_Exercise task_.
How many lines hold the string "plus"? Give only the number.

_Saved data entries_.
┌────────
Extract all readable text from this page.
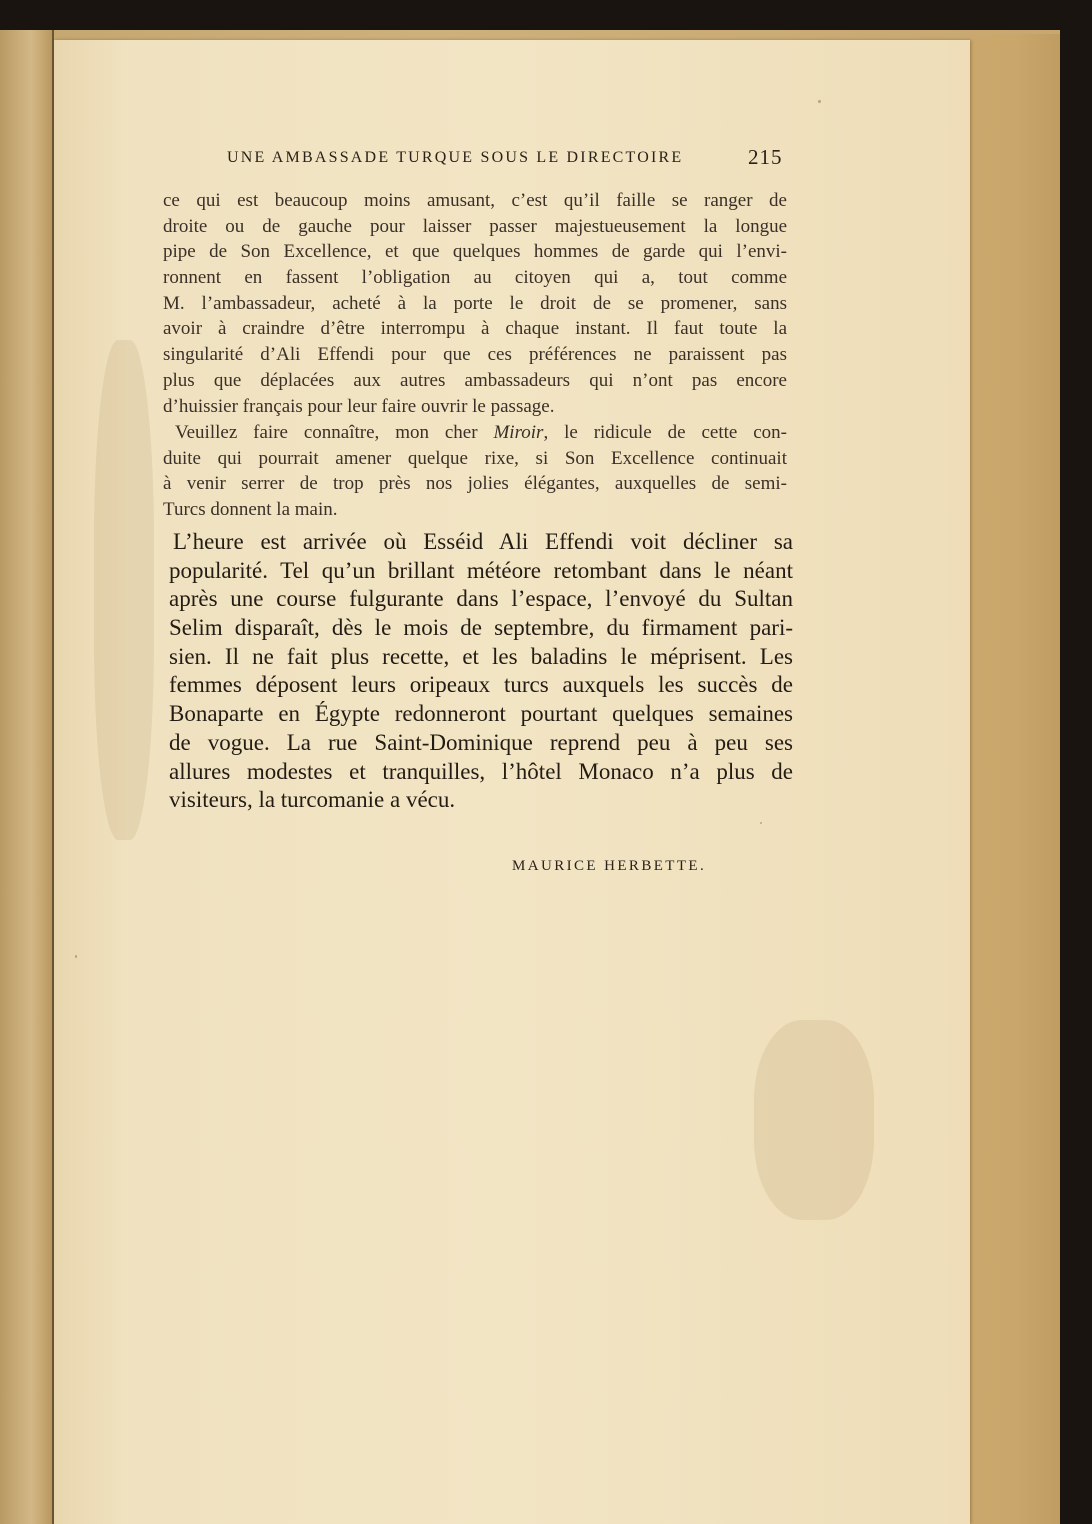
UNE AMBASSADE TURQUE SOUS LE DIRECTOIRE	215
ce qui est beaucoup moins amusant, c’est qu’il faille se ranger de
droite ou de gauche pour laisser passer majestueusement la longue
pipe de Son Excellence, et que quelques hommes de garde qui l’envi-
ronnent en fassent l’obligation au citoyen qui a, tout comme
M. l’ambassadeur, acheté à la porte le droit de se promener, sans
avoir à craindre d’être interrompu à chaque instant. Il faut toute la
singularité d’Ali Effendi pour que ces préférences ne paraissent pas
plus que déplacées aux autres ambassadeurs qui n’ont pas encore
d’huissier français pour leur faire ouvrir le passage.
Veuillez faire connaître, mon cher Miroir, le ridicule de cette con-
duite qui pourrait amener quelque rixe, si Son Excellence continuait
à venir serrer de trop près nos jolies élégantes, auxquelles de semi-
Turcs donnent la main.
L’heure est arrivée où Esséid Ali Effendi voit décliner sa
popularité. Tel qu’un brillant météore retombant dans le néant
après une course fulgurante dans l’espace, l’envoyé du Sultan
Selim disparaît, dès le mois de septembre, du firmament pari-
sien. Il ne fait plus recette, et les baladins le méprisent. Les
femmes déposent leurs oripeaux turcs auxquels les succès de
Bonaparte en Égypte redonneront pourtant quelques semaines
de vogue. La rue Saint-Dominique reprend peu à peu ses
allures modestes et tranquilles, l’hôtel Monaco n’a plus de
visiteurs, la turcomanie a vécu.
MAURICE HERBETTE.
└────────
_Exercise solution_.
3